Dataset extract »
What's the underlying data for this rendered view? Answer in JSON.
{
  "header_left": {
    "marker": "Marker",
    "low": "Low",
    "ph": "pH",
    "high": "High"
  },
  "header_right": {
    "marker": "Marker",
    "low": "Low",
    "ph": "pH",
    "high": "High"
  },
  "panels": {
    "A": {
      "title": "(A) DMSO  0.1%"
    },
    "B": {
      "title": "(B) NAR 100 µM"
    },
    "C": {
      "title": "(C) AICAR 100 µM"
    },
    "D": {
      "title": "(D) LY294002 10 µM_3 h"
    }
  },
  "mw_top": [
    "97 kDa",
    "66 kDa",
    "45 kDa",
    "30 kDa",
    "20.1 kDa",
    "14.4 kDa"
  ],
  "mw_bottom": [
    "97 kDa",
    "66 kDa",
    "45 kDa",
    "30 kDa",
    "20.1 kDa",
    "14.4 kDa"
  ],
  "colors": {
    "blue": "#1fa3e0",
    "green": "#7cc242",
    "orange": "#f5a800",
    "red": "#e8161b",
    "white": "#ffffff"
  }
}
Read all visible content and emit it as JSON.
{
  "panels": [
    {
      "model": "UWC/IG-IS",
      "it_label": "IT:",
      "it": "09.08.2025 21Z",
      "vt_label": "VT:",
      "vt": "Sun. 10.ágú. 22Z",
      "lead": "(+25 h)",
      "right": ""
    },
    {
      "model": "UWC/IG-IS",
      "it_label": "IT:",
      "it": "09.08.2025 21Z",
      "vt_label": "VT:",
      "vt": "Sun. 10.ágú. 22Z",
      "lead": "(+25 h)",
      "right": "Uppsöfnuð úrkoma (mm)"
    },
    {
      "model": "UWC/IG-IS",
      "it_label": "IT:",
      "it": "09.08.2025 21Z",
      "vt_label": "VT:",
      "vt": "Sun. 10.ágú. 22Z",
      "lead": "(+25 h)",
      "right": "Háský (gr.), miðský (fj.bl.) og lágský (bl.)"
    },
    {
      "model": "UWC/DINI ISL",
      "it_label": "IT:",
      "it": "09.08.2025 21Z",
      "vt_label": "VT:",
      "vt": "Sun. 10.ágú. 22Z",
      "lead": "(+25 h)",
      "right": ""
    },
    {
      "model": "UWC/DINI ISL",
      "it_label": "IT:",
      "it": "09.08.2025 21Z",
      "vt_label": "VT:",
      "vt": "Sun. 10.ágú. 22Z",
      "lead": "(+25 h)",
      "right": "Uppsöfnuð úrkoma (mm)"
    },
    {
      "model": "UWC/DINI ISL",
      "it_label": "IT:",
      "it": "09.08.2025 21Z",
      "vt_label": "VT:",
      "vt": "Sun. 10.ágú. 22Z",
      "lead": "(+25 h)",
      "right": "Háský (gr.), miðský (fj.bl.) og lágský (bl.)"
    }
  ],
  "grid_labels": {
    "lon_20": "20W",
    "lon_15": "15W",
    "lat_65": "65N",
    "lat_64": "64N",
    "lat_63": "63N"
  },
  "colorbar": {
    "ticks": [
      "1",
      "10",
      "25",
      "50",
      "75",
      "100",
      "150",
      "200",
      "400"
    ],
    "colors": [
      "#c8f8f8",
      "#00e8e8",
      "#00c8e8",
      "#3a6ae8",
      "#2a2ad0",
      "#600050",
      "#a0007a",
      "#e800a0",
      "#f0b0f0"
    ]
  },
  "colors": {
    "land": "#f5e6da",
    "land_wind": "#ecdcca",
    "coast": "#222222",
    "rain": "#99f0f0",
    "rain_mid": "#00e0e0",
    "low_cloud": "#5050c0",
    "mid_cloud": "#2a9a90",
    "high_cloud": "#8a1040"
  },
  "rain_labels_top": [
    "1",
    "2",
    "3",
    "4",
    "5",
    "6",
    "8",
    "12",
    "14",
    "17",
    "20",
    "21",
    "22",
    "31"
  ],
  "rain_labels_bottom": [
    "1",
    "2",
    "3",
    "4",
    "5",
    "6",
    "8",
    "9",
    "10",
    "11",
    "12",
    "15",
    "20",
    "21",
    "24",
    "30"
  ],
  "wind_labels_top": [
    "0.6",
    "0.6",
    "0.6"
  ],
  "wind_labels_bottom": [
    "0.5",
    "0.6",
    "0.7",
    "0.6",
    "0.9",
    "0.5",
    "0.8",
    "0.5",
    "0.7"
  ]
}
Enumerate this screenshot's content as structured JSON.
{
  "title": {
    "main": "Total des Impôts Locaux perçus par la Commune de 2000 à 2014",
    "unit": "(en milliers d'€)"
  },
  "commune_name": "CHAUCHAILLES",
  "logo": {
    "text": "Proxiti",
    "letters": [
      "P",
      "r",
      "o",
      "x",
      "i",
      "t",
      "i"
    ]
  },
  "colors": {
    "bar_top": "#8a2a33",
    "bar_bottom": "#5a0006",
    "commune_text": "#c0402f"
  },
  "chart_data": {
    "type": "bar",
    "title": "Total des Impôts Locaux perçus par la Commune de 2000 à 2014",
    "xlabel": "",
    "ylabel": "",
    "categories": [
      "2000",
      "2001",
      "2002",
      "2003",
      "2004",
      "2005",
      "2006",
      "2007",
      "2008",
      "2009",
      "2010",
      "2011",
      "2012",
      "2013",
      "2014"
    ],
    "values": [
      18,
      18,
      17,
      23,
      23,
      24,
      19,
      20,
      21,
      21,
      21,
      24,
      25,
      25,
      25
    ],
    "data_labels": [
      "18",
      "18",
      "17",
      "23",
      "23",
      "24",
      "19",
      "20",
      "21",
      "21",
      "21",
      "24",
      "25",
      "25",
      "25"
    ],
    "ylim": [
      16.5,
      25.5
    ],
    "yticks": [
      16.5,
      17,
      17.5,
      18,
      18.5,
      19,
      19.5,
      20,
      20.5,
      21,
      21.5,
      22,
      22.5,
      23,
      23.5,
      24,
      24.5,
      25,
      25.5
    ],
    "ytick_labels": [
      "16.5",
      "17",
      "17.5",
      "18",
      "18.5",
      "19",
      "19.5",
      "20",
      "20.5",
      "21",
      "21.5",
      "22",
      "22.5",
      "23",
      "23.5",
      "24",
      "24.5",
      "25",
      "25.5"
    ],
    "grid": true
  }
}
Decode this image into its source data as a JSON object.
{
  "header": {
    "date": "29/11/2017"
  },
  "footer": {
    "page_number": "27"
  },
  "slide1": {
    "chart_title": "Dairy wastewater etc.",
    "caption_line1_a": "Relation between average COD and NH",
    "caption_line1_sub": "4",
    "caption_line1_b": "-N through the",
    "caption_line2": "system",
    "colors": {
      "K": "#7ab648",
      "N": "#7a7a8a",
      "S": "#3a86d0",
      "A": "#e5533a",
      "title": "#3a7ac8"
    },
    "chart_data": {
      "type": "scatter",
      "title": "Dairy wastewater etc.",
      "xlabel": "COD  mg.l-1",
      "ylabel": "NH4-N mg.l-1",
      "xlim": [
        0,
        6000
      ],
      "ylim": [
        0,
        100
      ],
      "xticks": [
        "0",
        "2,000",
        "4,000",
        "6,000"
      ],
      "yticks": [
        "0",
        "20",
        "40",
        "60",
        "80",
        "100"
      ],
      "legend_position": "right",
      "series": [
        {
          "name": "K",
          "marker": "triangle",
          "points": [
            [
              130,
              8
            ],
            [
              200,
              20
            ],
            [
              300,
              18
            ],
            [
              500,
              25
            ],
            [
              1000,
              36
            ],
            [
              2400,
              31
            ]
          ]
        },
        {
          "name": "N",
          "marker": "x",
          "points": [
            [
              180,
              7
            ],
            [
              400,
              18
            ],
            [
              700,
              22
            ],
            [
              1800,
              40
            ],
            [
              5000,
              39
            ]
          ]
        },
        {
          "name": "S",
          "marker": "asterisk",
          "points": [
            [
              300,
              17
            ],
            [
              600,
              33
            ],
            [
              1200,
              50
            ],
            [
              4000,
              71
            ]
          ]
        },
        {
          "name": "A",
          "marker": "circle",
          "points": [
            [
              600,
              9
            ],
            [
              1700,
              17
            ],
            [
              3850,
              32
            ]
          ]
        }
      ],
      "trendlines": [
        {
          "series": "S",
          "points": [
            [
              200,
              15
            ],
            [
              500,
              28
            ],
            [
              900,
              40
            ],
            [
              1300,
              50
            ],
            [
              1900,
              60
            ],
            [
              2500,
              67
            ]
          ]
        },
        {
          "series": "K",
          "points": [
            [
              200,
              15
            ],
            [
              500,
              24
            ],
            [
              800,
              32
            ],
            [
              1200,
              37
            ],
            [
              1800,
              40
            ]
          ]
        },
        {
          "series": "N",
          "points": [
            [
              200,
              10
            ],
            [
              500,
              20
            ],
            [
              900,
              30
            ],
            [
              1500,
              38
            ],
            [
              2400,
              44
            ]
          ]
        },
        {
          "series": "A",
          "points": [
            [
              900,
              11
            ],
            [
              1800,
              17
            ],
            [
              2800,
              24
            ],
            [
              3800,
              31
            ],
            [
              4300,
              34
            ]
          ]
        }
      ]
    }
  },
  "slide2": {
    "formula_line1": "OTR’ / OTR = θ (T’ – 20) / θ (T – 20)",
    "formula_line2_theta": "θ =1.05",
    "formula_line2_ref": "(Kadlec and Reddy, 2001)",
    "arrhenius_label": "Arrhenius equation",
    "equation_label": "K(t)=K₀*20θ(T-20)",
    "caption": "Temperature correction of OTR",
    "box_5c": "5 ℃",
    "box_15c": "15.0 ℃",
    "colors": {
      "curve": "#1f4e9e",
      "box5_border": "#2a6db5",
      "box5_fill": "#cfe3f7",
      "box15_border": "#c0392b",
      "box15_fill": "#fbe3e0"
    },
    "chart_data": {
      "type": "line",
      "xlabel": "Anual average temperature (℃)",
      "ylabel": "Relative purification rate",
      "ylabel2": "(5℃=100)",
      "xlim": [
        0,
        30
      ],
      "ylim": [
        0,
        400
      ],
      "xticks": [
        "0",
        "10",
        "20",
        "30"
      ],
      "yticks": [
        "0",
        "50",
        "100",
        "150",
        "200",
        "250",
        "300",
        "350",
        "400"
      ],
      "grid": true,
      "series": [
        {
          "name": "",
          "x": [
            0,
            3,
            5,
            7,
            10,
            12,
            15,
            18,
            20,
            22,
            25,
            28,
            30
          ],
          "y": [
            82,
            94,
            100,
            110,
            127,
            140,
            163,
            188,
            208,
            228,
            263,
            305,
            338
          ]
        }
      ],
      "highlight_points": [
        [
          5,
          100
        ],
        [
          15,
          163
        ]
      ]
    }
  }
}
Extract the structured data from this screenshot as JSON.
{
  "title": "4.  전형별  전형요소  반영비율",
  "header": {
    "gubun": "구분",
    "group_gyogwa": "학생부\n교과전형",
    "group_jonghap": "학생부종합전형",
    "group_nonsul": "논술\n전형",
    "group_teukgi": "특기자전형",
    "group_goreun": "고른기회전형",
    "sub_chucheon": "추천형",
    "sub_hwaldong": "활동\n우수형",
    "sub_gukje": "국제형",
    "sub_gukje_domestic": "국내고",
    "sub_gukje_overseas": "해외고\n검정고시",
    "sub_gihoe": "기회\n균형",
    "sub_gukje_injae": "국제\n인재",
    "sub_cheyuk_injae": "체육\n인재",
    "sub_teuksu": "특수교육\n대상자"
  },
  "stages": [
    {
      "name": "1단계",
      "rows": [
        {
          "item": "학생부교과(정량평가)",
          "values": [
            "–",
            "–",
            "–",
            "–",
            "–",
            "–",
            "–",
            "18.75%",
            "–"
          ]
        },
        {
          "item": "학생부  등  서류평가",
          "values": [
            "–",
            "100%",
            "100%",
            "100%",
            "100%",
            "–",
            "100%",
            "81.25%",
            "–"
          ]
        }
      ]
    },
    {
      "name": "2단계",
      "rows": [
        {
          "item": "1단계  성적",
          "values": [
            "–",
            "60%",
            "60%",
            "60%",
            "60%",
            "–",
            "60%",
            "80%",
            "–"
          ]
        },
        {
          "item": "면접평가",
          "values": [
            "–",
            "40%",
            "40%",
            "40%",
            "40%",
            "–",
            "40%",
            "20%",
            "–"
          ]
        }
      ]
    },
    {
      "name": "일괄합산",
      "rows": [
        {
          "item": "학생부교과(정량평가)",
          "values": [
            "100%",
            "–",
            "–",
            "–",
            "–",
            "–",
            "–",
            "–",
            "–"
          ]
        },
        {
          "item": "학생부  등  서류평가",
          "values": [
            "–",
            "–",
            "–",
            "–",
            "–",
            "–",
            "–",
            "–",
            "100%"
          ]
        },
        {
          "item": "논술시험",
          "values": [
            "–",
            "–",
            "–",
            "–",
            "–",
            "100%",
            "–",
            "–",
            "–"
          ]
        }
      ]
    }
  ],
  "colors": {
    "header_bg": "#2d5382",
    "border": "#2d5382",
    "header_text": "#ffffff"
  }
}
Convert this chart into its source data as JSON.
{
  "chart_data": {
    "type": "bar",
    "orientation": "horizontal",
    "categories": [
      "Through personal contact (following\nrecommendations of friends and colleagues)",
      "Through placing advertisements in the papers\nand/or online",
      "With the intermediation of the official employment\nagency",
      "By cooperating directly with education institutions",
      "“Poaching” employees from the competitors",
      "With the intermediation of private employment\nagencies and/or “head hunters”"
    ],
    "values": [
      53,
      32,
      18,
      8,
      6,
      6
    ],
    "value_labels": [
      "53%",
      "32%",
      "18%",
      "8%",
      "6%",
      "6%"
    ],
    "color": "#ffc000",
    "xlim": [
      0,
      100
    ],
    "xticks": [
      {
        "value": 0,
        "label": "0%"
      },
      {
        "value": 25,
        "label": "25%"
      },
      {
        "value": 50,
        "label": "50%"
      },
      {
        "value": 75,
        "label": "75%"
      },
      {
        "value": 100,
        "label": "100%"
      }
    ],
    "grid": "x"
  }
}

Given task »
In the listing above, find the line containing "Convert this chart" and please quote exactly that line through the last one, and no other lines.

Right answer »
Convert this chart into its source data as JSON.
{
  "chart_data": {
    "type": "bar",
    "orientation": "horizontal",
    "categories": [
      "Through personal contact (following\nrecommendations of friends and colleagues)",
      "Through placing advertisements in the papers\nand/or online",
      "With the intermediation of the official employment\nagency",
      "By cooperating directly with education institutions",
      "“Poaching” employees from the competitors",
      "With the intermediation of private employment\nagencies and/or “head hunters”"
    ],
    "values": [
      53,
      32,
      18,
      8,
      6,
      6
    ],
    "value_labels": [
      "53%",
      "32%",
      "18%",
      "8%",
      "6%",
      "6%"
    ],
    "color": "#ffc000",
    "xlim": [
      0,
      100
    ],
    "xticks": [
      {
        "value": 0,
        "label": "0%"
      },
      {
        "value": 25,
        "label": "25%"
      },
      {
        "value": 50,
        "label": "50%"
      },
      {
        "value": 75,
        "label": "75%"
      },
      {
        "value": 100,
        "label": "100%"
      }
    ],
    "grid": "x"
  }
}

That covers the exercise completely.